▸ THE TASK: Check every line in the records below for the word "Tests" and report how many have it, nothing more.

**** EXTRACTED INFORMATION

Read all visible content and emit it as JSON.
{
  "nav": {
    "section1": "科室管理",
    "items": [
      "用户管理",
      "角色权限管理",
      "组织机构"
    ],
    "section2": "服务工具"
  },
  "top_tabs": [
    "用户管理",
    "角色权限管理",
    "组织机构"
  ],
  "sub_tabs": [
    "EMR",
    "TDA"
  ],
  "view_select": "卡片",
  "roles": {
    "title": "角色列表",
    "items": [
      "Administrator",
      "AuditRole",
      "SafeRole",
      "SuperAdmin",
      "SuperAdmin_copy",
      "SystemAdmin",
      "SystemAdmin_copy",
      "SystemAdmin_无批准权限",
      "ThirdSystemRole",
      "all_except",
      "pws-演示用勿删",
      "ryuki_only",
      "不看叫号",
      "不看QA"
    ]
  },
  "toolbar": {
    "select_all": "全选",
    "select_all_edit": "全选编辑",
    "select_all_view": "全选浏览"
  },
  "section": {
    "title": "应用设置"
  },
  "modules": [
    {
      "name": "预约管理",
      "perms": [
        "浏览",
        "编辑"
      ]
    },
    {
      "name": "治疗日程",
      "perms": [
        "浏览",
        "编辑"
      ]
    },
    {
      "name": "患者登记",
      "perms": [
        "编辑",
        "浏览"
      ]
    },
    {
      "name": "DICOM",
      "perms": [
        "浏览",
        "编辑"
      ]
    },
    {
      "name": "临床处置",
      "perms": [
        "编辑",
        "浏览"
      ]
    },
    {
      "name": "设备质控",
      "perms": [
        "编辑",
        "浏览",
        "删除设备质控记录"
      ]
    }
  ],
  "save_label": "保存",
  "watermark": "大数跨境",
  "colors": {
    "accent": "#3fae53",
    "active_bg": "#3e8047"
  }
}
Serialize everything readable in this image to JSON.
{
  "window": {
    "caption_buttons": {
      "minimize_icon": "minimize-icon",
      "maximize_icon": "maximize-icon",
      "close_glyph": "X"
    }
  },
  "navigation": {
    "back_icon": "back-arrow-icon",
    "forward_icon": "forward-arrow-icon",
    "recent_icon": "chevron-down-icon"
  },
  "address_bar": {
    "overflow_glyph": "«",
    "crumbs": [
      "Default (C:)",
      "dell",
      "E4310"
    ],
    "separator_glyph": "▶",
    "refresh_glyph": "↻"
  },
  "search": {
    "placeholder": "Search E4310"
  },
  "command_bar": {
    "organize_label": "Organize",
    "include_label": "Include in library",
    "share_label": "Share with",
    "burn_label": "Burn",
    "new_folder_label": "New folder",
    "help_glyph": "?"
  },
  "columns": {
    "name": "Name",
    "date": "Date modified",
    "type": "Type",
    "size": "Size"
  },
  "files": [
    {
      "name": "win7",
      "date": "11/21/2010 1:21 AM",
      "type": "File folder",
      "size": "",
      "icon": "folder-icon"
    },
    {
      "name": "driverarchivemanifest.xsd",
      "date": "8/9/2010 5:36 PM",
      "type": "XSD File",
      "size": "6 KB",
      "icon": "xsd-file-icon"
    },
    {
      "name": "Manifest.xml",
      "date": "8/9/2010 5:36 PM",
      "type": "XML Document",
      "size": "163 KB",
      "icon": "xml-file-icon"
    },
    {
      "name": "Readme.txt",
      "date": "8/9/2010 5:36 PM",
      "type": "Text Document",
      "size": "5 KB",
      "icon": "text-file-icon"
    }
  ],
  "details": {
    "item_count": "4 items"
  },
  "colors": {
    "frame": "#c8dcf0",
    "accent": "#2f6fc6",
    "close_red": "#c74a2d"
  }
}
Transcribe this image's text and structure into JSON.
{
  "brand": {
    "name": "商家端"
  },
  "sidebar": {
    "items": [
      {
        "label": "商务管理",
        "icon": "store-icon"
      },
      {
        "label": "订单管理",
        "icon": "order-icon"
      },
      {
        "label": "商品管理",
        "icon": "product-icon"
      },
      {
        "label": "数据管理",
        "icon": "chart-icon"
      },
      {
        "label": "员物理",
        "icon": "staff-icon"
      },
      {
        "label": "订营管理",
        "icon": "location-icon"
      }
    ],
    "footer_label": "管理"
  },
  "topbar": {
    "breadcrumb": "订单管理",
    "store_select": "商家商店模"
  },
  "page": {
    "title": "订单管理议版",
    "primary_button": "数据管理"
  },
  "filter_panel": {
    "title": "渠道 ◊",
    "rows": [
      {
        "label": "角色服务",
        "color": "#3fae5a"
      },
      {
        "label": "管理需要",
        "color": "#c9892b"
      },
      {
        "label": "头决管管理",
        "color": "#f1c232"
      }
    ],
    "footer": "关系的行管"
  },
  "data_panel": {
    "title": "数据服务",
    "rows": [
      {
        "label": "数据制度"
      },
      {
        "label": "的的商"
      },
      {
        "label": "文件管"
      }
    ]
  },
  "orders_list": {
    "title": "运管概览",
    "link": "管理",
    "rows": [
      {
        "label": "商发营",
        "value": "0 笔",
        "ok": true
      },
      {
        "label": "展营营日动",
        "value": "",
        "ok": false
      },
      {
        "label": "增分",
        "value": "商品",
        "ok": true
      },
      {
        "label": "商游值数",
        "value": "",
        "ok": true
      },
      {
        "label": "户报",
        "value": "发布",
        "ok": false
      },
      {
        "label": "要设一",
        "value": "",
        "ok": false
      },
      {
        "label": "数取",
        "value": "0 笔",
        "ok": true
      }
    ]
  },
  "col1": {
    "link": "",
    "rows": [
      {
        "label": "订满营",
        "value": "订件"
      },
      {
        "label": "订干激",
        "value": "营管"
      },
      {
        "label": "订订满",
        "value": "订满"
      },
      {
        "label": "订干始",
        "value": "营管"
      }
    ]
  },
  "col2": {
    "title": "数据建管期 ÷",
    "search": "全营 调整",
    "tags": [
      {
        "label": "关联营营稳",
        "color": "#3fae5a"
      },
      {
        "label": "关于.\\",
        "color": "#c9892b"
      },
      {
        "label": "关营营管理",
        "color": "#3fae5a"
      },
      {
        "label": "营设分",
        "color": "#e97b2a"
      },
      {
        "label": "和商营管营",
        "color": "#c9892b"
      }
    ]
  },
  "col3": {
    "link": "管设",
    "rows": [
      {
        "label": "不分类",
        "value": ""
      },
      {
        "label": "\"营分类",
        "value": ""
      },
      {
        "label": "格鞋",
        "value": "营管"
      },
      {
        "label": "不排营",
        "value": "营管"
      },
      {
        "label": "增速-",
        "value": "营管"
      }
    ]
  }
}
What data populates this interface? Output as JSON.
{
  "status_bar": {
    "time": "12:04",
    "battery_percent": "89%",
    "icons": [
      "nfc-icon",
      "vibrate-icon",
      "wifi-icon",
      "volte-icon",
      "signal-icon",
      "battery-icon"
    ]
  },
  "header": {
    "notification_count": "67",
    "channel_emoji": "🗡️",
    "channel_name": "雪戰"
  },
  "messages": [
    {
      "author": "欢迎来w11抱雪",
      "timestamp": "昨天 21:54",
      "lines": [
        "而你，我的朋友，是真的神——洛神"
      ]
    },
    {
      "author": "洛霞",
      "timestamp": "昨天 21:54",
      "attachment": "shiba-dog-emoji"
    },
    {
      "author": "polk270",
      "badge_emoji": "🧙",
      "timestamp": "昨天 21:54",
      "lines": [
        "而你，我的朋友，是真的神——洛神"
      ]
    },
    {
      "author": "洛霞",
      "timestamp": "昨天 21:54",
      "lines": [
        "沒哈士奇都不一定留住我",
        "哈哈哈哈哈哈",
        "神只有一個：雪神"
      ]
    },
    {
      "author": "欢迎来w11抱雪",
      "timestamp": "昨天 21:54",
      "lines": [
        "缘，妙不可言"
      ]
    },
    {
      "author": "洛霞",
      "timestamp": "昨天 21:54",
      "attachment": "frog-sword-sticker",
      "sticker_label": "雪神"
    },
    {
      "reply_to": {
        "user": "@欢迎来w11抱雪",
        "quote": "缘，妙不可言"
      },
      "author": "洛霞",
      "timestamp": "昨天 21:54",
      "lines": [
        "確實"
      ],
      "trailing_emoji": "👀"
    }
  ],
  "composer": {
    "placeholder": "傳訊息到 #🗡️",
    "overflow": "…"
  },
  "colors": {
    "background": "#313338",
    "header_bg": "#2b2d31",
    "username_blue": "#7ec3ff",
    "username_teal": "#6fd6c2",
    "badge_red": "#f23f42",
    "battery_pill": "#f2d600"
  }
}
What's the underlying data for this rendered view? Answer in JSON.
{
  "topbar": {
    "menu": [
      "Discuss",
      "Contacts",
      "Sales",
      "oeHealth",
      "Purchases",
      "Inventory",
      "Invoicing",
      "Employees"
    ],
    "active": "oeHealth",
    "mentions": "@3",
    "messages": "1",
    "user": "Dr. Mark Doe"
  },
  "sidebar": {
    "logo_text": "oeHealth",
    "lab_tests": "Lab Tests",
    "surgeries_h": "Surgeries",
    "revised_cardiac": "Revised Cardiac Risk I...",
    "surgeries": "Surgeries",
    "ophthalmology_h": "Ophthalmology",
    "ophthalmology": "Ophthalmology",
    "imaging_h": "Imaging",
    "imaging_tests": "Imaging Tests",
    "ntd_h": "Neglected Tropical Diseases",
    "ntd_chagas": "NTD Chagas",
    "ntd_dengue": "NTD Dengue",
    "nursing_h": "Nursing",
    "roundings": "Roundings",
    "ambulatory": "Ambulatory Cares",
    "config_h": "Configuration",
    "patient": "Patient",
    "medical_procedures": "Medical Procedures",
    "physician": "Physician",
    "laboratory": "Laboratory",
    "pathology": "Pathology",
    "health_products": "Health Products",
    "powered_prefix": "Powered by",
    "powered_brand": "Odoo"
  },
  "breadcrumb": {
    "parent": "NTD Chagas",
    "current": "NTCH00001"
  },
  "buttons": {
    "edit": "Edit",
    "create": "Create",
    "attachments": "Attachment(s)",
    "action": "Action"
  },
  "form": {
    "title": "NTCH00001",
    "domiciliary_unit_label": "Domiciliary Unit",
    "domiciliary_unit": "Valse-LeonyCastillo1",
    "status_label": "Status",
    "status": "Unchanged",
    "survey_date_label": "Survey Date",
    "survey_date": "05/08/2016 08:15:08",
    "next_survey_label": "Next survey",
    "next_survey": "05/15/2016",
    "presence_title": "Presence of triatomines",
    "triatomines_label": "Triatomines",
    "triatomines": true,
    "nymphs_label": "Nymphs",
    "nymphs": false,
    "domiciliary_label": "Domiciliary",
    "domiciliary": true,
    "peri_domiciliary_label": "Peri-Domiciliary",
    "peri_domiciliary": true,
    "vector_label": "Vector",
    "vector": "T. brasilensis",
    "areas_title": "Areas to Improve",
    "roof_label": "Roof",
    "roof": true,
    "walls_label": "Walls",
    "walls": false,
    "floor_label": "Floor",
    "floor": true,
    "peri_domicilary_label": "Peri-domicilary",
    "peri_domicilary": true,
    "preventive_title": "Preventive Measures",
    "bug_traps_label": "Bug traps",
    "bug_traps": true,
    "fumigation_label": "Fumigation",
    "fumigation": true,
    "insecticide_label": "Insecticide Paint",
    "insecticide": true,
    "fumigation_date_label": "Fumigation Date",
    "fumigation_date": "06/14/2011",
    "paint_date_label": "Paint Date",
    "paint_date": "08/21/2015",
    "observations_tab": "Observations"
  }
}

********

▸ PROBLEM SOLUTION: 2